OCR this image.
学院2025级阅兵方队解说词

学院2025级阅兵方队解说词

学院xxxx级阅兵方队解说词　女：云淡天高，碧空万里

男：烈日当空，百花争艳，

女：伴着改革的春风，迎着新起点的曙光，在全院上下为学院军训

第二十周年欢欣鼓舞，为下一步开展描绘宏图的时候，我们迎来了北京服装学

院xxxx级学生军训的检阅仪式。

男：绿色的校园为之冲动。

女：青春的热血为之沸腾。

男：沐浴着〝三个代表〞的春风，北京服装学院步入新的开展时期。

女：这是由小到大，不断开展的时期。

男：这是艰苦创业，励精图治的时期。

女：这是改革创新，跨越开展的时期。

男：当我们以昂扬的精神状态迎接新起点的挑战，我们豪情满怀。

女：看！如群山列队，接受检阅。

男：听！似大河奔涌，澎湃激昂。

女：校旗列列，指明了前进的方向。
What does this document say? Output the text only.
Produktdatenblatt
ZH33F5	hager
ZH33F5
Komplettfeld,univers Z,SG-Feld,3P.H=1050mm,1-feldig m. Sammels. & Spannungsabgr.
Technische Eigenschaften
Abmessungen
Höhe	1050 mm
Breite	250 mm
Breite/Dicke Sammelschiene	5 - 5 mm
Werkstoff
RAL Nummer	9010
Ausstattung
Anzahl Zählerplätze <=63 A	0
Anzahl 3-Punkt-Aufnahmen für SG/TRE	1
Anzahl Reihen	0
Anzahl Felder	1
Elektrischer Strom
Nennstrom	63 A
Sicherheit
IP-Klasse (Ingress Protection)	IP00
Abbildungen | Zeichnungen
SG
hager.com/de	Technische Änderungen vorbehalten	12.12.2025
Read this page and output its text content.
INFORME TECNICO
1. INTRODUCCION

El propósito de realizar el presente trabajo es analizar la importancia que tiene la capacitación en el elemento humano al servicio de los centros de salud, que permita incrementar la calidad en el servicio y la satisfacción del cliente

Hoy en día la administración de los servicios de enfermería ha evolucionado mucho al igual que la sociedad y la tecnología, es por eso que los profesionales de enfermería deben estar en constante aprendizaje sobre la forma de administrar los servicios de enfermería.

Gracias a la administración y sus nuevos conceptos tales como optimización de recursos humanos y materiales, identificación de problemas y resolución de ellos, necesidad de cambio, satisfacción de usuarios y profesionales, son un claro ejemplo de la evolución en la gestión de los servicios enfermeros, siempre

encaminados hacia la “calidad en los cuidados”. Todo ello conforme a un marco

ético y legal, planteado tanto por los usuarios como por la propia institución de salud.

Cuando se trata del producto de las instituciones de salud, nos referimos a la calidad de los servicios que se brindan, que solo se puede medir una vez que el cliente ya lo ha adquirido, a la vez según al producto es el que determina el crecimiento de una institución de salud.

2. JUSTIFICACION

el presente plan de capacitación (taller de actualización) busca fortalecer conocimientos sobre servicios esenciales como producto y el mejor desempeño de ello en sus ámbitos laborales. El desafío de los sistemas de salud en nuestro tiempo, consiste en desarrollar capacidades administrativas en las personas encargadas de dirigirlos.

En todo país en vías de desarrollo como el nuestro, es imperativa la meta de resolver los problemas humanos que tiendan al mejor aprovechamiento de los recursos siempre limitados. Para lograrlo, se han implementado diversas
*****
* WHAT TO WORK ON *
Pick out lines containing the word "this", each one as written.

* THE SOLUTION *
OCR this image.
What does this document say? Output the text only.
Read this page and output its text content.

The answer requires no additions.